SHORT TASK ▸ Without including any pictures, copy each entry below exactly.

==== EXCERPTED RECORDS

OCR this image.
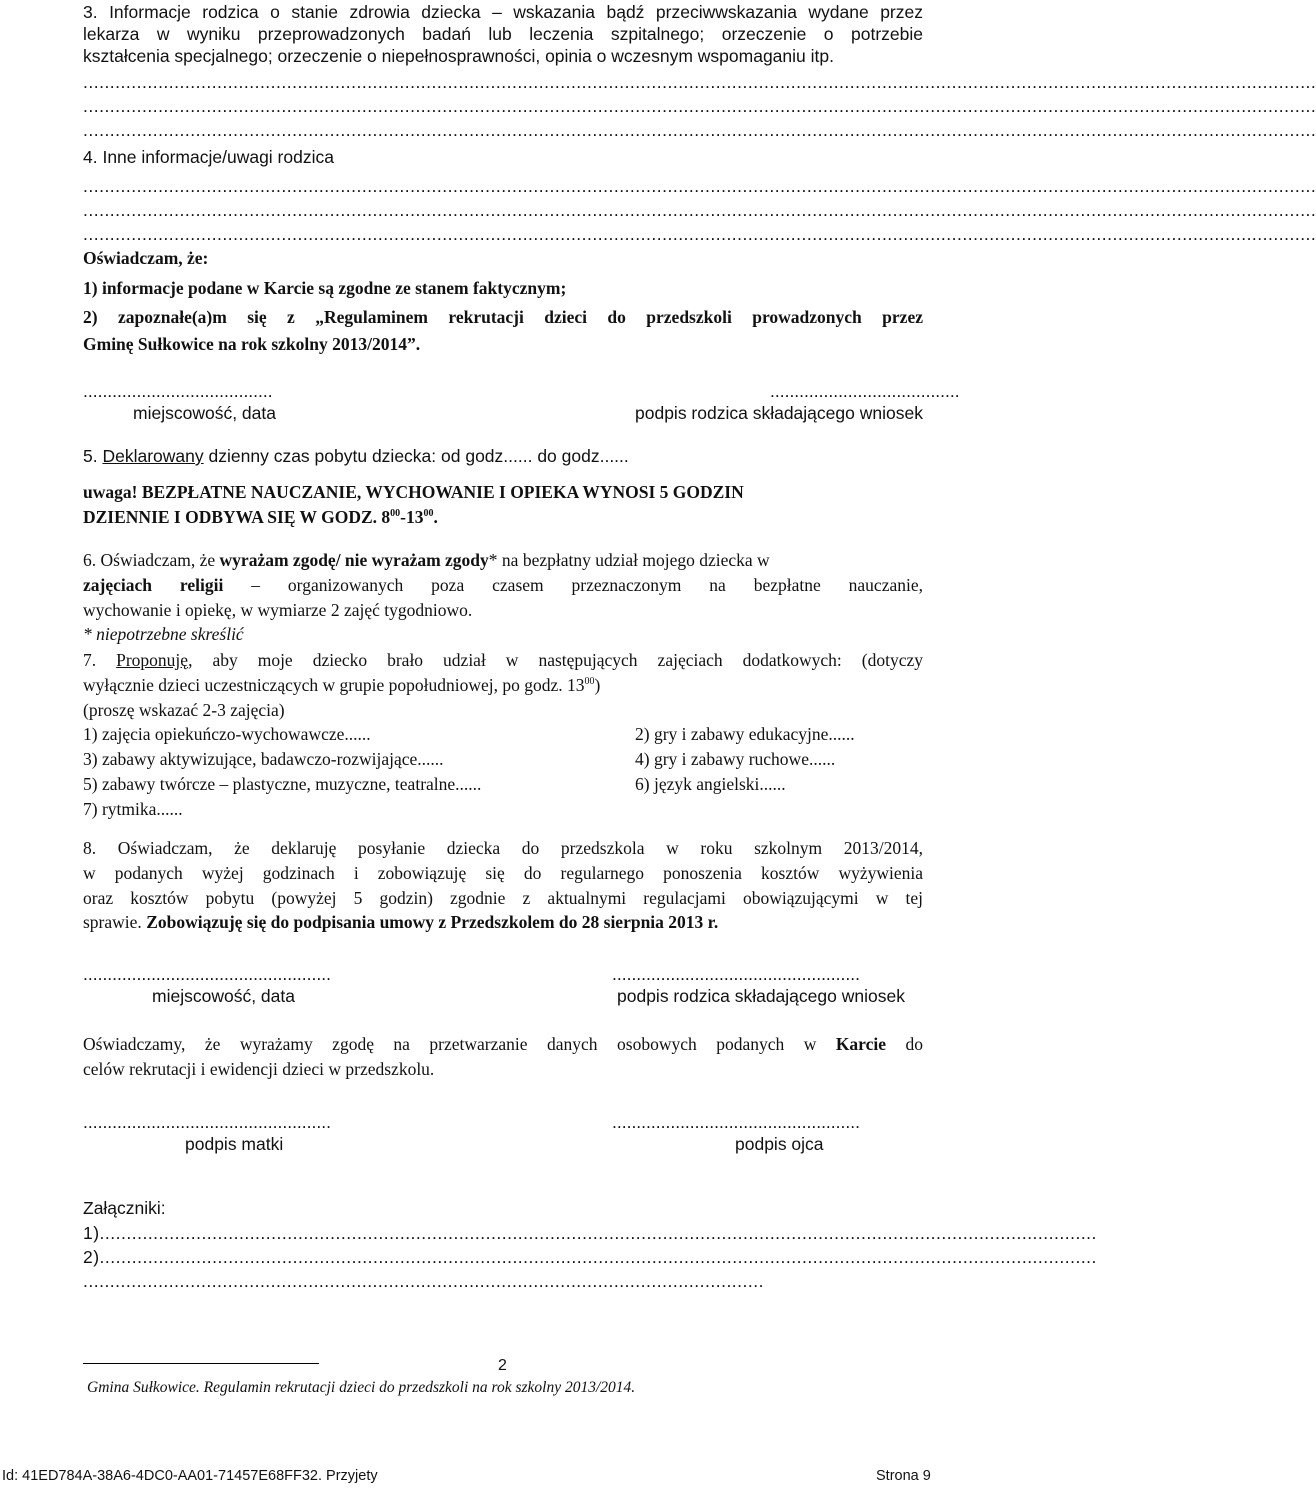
3. Informacje rodzica o stanie zdrowia dziecka – wskazania bądź przeciwwskazania wydane przez
lekarza w wyniku przeprowadzonych badań lub leczenia szpitalnego; orzeczenie o potrzebie
kształcenia specjalnego; orzeczenie o niepełnosprawności, opinia o wczesnym wspomaganiu itp.
......................................................................................................................................................................................................................................
......................................................................................................................................................................................................................................
......................................................................................................................................................................................................................................
4. Inne informacje/uwagi rodzica
......................................................................................................................................................................................................................................
......................................................................................................................................................................................................................................
......................................................................................................................................................................................................................................
Oświadczam, że:
1) informacje podane w Karcie są zgodne ze stanem faktycznym;
2) zapoznałe(a)m się z „Regulaminem rekrutacji dzieci do przedszkoli prowadzonych przez
Gminę Sułkowice na rok szkolny 2013/2014”.
.......................................	.......................................
miejscowość, data	podpis rodzica składającego wniosek
5. Deklarowany dzienny czas pobytu dziecka: od godz...... do godz......
uwaga! BEZPŁATNE NAUCZANIE, WYCHOWANIE I OPIEKA WYNOSI 5 GODZIN
DZIENNIE I ODBYWA SIĘ W GODZ. $8^{00}-13^{00}$.
6. Oświadczam, że wyrażam zgodę/ nie wyrażam zgody* na bezpłatny udział mojego dziecka w
zajęciach religii – organizowanych poza czasem przeznaczonym na bezpłatne nauczanie,
wychowanie i opiekę, w wymiarze 2 zajęć tygodniowo.
* niepotrzebne skreślić
7. Proponuję, aby moje dziecko brało udział w następujących zajęciach dodatkowych: (dotyczy
wyłącznie dzieci uczestniczących w grupie popołudniowej, po godz. $13^{00}$)
(proszę wskazać 2-3 zajęcia)
1) zajęcia opiekuńczo-wychowawcze......	2) gry i zabawy edukacyjne......
3) zabawy aktywizujące, badawczo-rozwijające......	4) gry i zabawy ruchowe......
5) zabawy twórcze – plastyczne, muzyczne, teatralne......	6) język angielski......
7) rytmika......
8. Oświadczam, że deklaruję posyłanie dziecka do przedszkola w roku szkolnym 2013/2014,
w podanych wyżej godzinach i zobowiązuję się do regularnego ponoszenia kosztów wyżywienia
oraz kosztów pobytu (powyżej 5 godzin) zgodnie z aktualnymi regulacjami obowiązującymi w tej
sprawie. Zobowiązuję się do podpisania umowy z Przedszkolem do 28 sierpnia 2013 r.
...................................................	...................................................
miejscowość, data	podpis rodzica składającego wniosek
Oświadczamy, że wyrażamy zgodę na przetwarzanie danych osobowych podanych w Karcie do
celów rekrutacji i ewidencji dzieci w przedszkolu.
...................................................	...................................................
podpis matki	podpis ojca
Załączniki:
1)..........................................................................................................................................................................................
2)..........................................................................................................................................................................................
...............................................................................................................................
2
Gmina Sułkowice. Regulamin rekrutacji dzieci do przedszkoli na rok szkolny 2013/2014.
Id: 41ED784A-38A6-4DC0-AA01-71457E68FF32. Przyjety	Strona 9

========

WRITTEN REPLY ▸
OCR this image.
3. Informacje rodzica o stanie zdrowia dziecka – wskazania bądź przeciwwskazania wydane przez
lekarza w wyniku przeprowadzonych badań lub leczenia szpitalnego; orzeczenie o potrzebie
kształcenia specjalnego; orzeczenie o niepełnosprawności, opinia o wczesnym wspomaganiu itp.
......................................................................................................................................................................................................................................
......................................................................................................................................................................................................................................
......................................................................................................................................................................................................................................
4. Inne informacje/uwagi rodzica
......................................................................................................................................................................................................................................
......................................................................................................................................................................................................................................
......................................................................................................................................................................................................................................
Oświadczam, że:
1) informacje podane w Karcie są zgodne ze stanem faktycznym;
2) zapoznałe(a)m się z „Regulaminem rekrutacji dzieci do przedszkoli prowadzonych przez
Gminę Sułkowice na rok szkolny 2013/2014”.
.......................................	.......................................
miejscowość, data	podpis rodzica składającego wniosek
5. Deklarowany dzienny czas pobytu dziecka: od godz...... do godz......
uwaga! BEZPŁATNE NAUCZANIE, WYCHOWANIE I OPIEKA WYNOSI 5 GODZIN
DZIENNIE I ODBYWA SIĘ W GODZ. $8^{00}-13^{00}$.
6. Oświadczam, że wyrażam zgodę/ nie wyrażam zgody* na bezpłatny udział mojego dziecka w
zajęciach religii – organizowanych poza czasem przeznaczonym na bezpłatne nauczanie,
wychowanie i opiekę, w wymiarze 2 zajęć tygodniowo.
* niepotrzebne skreślić
7. Proponuję, aby moje dziecko brało udział w następujących zajęciach dodatkowych: (dotyczy
wyłącznie dzieci uczestniczących w grupie popołudniowej, po godz. $13^{00}$)
(proszę wskazać 2-3 zajęcia)
1) zajęcia opiekuńczo-wychowawcze......	2) gry i zabawy edukacyjne......
3) zabawy aktywizujące, badawczo-rozwijające......	4) gry i zabawy ruchowe......
5) zabawy twórcze – plastyczne, muzyczne, teatralne......	6) język angielski......
7) rytmika......
8. Oświadczam, że deklaruję posyłanie dziecka do przedszkola w roku szkolnym 2013/2014,
w podanych wyżej godzinach i zobowiązuję się do regularnego ponoszenia kosztów wyżywienia
oraz kosztów pobytu (powyżej 5 godzin) zgodnie z aktualnymi regulacjami obowiązującymi w tej
sprawie. Zobowiązuję się do podpisania umowy z Przedszkolem do 28 sierpnia 2013 r.
...................................................	...................................................
miejscowość, data	podpis rodzica składającego wniosek
Oświadczamy, że wyrażamy zgodę na przetwarzanie danych osobowych podanych w Karcie do
celów rekrutacji i ewidencji dzieci w przedszkolu.
...................................................	...................................................
podpis matki	podpis ojca
Załączniki:
1)..........................................................................................................................................................................................
2)..........................................................................................................................................................................................
...............................................................................................................................
2
Gmina Sułkowice. Regulamin rekrutacji dzieci do przedszkoli na rok szkolny 2013/2014.
Id: 41ED784A-38A6-4DC0-AA01-71457E68FF32. Przyjety	Strona 9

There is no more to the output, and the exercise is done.